== What you have to do ==
Exclude the pictures; give every entry again exactly as written.
##########
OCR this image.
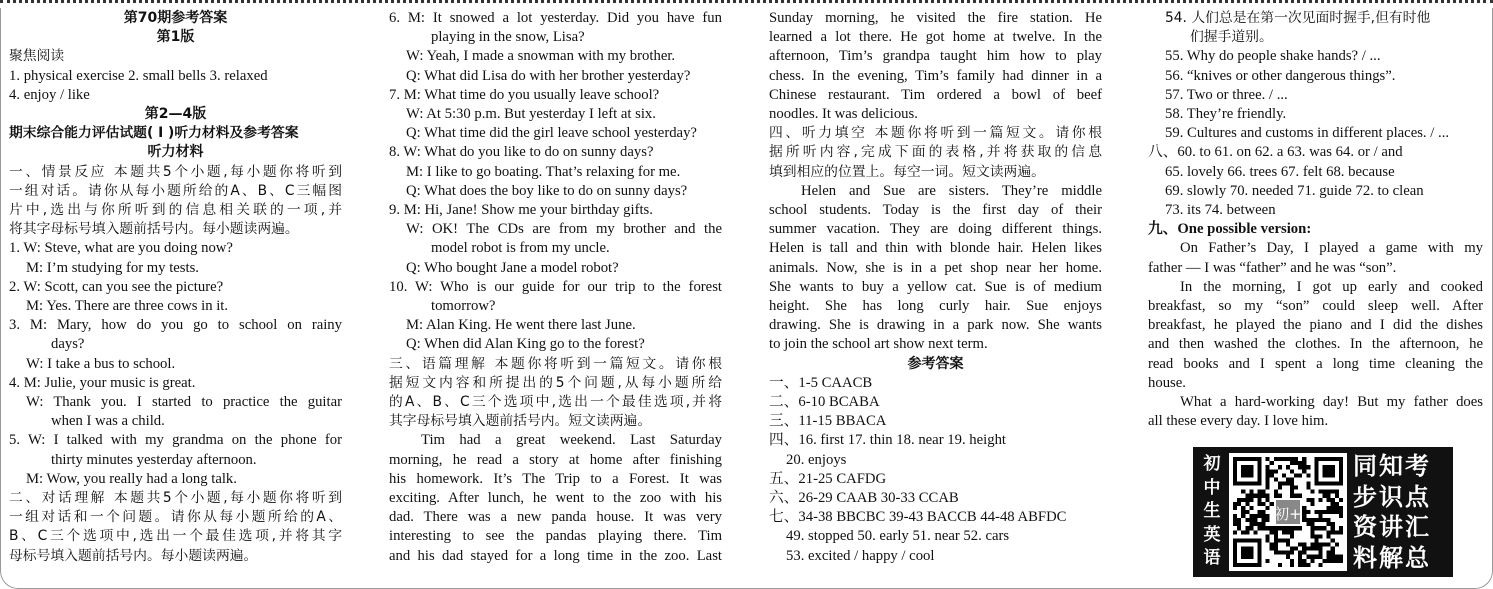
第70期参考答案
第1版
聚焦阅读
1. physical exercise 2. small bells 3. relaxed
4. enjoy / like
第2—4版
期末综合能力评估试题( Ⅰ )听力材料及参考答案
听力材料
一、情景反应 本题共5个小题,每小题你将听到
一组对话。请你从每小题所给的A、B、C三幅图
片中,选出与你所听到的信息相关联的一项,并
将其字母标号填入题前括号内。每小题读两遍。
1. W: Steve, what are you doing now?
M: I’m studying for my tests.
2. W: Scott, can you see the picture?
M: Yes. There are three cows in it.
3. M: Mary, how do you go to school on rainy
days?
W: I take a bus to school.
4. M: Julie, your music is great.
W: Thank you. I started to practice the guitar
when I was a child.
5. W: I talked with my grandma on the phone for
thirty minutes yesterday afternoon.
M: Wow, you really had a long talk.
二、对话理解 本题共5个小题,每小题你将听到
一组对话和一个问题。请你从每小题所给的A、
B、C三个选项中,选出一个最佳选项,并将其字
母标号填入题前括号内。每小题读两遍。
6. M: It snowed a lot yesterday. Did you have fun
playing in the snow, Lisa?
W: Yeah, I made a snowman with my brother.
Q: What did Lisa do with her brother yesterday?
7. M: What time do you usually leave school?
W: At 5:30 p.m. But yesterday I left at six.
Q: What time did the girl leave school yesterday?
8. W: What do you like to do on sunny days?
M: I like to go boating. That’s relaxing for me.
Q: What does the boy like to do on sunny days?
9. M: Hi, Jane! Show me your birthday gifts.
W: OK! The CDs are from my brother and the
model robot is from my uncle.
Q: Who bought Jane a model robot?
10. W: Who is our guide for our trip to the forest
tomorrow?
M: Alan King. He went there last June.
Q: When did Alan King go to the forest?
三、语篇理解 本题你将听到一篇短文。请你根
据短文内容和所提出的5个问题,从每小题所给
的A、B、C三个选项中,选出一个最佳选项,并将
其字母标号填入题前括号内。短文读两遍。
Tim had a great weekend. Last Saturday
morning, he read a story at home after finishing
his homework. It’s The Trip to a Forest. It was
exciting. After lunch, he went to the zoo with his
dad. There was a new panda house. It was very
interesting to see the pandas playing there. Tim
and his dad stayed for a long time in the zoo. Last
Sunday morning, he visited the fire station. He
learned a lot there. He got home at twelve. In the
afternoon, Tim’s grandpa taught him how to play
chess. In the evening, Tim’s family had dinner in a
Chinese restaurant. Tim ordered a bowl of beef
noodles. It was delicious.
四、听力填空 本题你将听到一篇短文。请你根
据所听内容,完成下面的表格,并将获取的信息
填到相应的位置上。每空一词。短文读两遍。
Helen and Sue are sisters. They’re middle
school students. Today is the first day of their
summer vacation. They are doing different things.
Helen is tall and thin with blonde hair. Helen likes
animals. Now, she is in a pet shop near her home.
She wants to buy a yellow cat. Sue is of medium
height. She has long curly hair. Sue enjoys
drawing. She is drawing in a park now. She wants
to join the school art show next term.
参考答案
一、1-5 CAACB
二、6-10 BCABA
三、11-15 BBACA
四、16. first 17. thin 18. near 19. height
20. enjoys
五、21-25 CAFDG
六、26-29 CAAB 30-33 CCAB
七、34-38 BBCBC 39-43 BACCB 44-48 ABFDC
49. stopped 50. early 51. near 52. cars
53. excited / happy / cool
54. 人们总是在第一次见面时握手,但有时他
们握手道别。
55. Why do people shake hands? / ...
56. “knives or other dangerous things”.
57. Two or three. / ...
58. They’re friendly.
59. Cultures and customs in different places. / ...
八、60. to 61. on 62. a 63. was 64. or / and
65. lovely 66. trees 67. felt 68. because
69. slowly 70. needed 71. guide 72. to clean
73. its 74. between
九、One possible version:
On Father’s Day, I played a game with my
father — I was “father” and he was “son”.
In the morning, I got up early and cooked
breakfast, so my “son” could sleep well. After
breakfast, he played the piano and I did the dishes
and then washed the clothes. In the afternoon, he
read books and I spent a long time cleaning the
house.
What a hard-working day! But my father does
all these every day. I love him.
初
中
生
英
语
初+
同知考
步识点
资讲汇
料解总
##########
== Finished answer ==
OCR this image.
第70期参考答案
第1版
聚焦阅读
1. physical exercise 2. small bells 3. relaxed
4. enjoy / like
第2—4版
期末综合能力评估试题( Ⅰ )听力材料及参考答案
听力材料
一、情景反应 本题共5个小题,每小题你将听到
一组对话。请你从每小题所给的A、B、C三幅图
片中,选出与你所听到的信息相关联的一项,并
将其字母标号填入题前括号内。每小题读两遍。
1. W: Steve, what are you doing now?
M: I’m studying for my tests.
2. W: Scott, can you see the picture?
M: Yes. There are three cows in it.
3. M: Mary, how do you go to school on rainy
days?
W: I take a bus to school.
4. M: Julie, your music is great.
W: Thank you. I started to practice the guitar
when I was a child.
5. W: I talked with my grandma on the phone for
thirty minutes yesterday afternoon.
M: Wow, you really had a long talk.
二、对话理解 本题共5个小题,每小题你将听到
一组对话和一个问题。请你从每小题所给的A、
B、C三个选项中,选出一个最佳选项,并将其字
母标号填入题前括号内。每小题读两遍。
6. M: It snowed a lot yesterday. Did you have fun
playing in the snow, Lisa?
W: Yeah, I made a snowman with my brother.
Q: What did Lisa do with her brother yesterday?
7. M: What time do you usually leave school?
W: At 5:30 p.m. But yesterday I left at six.
Q: What time did the girl leave school yesterday?
8. W: What do you like to do on sunny days?
M: I like to go boating. That’s relaxing for me.
Q: What does the boy like to do on sunny days?
9. M: Hi, Jane! Show me your birthday gifts.
W: OK! The CDs are from my brother and the
model robot is from my uncle.
Q: Who bought Jane a model robot?
10. W: Who is our guide for our trip to the forest
tomorrow?
M: Alan King. He went there last June.
Q: When did Alan King go to the forest?
三、语篇理解 本题你将听到一篇短文。请你根
据短文内容和所提出的5个问题,从每小题所给
的A、B、C三个选项中,选出一个最佳选项,并将
其字母标号填入题前括号内。短文读两遍。
Tim had a great weekend. Last Saturday
morning, he read a story at home after finishing
his homework. It’s The Trip to a Forest. It was
exciting. After lunch, he went to the zoo with his
dad. There was a new panda house. It was very
interesting to see the pandas playing there. Tim
and his dad stayed for a long time in the zoo. Last
Sunday morning, he visited the fire station. He
learned a lot there. He got home at twelve. In the
afternoon, Tim’s grandpa taught him how to play
chess. In the evening, Tim’s family had dinner in a
Chinese restaurant. Tim ordered a bowl of beef
noodles. It was delicious.
四、听力填空 本题你将听到一篇短文。请你根
据所听内容,完成下面的表格,并将获取的信息
填到相应的位置上。每空一词。短文读两遍。
Helen and Sue are sisters. They’re middle
school students. Today is the first day of their
summer vacation. They are doing different things.
Helen is tall and thin with blonde hair. Helen likes
animals. Now, she is in a pet shop near her home.
She wants to buy a yellow cat. Sue is of medium
height. She has long curly hair. Sue enjoys
drawing. She is drawing in a park now. She wants
to join the school art show next term.
参考答案
一、1-5 CAACB
二、6-10 BCABA
三、11-15 BBACA
四、16. first 17. thin 18. near 19. height
20. enjoys
五、21-25 CAFDG
六、26-29 CAAB 30-33 CCAB
七、34-38 BBCBC 39-43 BACCB 44-48 ABFDC
49. stopped 50. early 51. near 52. cars
53. excited / happy / cool
54. 人们总是在第一次见面时握手,但有时他
们握手道别。
55. Why do people shake hands? / ...
56. “knives or other dangerous things”.
57. Two or three. / ...
58. They’re friendly.
59. Cultures and customs in different places. / ...
八、60. to 61. on 62. a 63. was 64. or / and
65. lovely 66. trees 67. felt 68. because
69. slowly 70. needed 71. guide 72. to clean
73. its 74. between
九、One possible version:
On Father’s Day, I played a game with my
father — I was “father” and he was “son”.
In the morning, I got up early and cooked
breakfast, so my “son” could sleep well. After
breakfast, he played the piano and I did the dishes
and then washed the clothes. In the afternoon, he
read books and I spent a long time cleaning the
house.
What a hard-working day! But my father does
all these every day. I love him.
初
中
生
英
语
初+
同知考
步识点
资讲汇
料解总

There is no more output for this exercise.